BEGIN The records
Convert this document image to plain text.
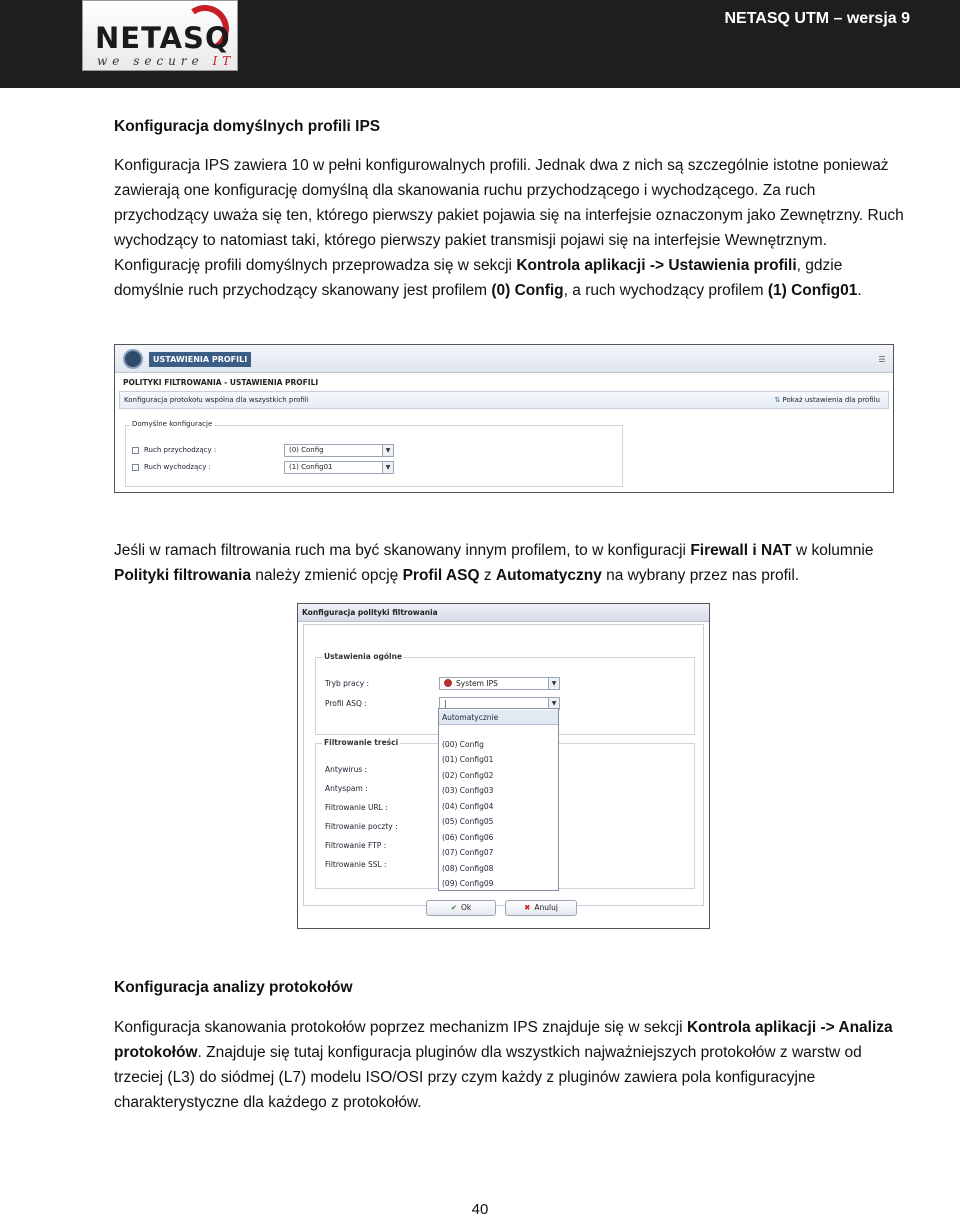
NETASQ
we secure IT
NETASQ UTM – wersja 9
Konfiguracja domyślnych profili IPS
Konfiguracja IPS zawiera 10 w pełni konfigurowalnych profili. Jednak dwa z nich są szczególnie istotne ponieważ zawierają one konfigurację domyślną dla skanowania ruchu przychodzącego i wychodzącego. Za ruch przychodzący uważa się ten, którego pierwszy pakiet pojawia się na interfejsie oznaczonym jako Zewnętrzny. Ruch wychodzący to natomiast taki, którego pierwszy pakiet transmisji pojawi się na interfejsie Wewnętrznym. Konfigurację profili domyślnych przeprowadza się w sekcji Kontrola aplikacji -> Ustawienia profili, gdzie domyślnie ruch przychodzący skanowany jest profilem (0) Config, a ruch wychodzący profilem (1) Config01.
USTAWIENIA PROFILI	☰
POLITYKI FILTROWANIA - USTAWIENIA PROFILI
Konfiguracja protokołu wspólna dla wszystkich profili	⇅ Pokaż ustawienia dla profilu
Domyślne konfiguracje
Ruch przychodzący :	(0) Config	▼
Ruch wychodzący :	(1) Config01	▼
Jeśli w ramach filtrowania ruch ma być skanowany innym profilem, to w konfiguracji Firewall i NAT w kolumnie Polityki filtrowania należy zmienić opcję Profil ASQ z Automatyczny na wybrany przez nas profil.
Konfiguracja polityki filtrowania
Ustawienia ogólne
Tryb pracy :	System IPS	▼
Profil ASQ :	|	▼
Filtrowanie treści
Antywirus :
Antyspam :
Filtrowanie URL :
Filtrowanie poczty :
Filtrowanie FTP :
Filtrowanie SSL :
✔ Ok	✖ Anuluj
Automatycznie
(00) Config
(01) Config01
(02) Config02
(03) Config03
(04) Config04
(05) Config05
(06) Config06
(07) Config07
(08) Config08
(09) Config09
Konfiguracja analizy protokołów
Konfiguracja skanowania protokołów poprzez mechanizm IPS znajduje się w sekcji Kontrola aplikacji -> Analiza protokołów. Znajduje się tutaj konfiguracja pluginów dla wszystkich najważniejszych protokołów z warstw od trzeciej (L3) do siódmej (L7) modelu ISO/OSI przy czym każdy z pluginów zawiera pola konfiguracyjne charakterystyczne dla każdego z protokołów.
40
END The records
__Directive__
Using the data above, print every line exactly, omitting pictures.

__Complete response__
Convert this document image to plain text.
NETASQ
we secure IT
NETASQ UTM – wersja 9
Konfiguracja domyślnych profili IPS
Konfiguracja IPS zawiera 10 w pełni konfigurowalnych profili. Jednak dwa z nich są szczególnie istotne ponieważ zawierają one konfigurację domyślną dla skanowania ruchu przychodzącego i wychodzącego. Za ruch przychodzący uważa się ten, którego pierwszy pakiet pojawia się na interfejsie oznaczonym jako Zewnętrzny. Ruch wychodzący to natomiast taki, którego pierwszy pakiet transmisji pojawi się na interfejsie Wewnętrznym. Konfigurację profili domyślnych przeprowadza się w sekcji Kontrola aplikacji -> Ustawienia profili, gdzie domyślnie ruch przychodzący skanowany jest profilem (0) Config, a ruch wychodzący profilem (1) Config01.
USTAWIENIA PROFILI	☰
POLITYKI FILTROWANIA - USTAWIENIA PROFILI
Konfiguracja protokołu wspólna dla wszystkich profili	⇅ Pokaż ustawienia dla profilu
Domyślne konfiguracje
Ruch przychodzący :	(0) Config	▼
Ruch wychodzący :	(1) Config01	▼
Jeśli w ramach filtrowania ruch ma być skanowany innym profilem, to w konfiguracji Firewall i NAT w kolumnie Polityki filtrowania należy zmienić opcję Profil ASQ z Automatyczny na wybrany przez nas profil.
Konfiguracja polityki filtrowania
Ustawienia ogólne
Tryb pracy :	System IPS	▼
Profil ASQ :	|	▼
Filtrowanie treści
Antywirus :
Antyspam :
Filtrowanie URL :
Filtrowanie poczty :
Filtrowanie FTP :
Filtrowanie SSL :
✔ Ok	✖ Anuluj
Automatycznie
(00) Config
(01) Config01
(02) Config02
(03) Config03
(04) Config04
(05) Config05
(06) Config06
(07) Config07
(08) Config08
(09) Config09
Konfiguracja analizy protokołów
Konfiguracja skanowania protokołów poprzez mechanizm IPS znajduje się w sekcji Kontrola aplikacji -> Analiza protokołów. Znajduje się tutaj konfiguracja pluginów dla wszystkich najważniejszych protokołów z warstw od trzeciej (L3) do siódmej (L7) modelu ISO/OSI przy czym każdy z pluginów zawiera pola konfiguracyjne charakterystyczne dla każdego z protokołów.
40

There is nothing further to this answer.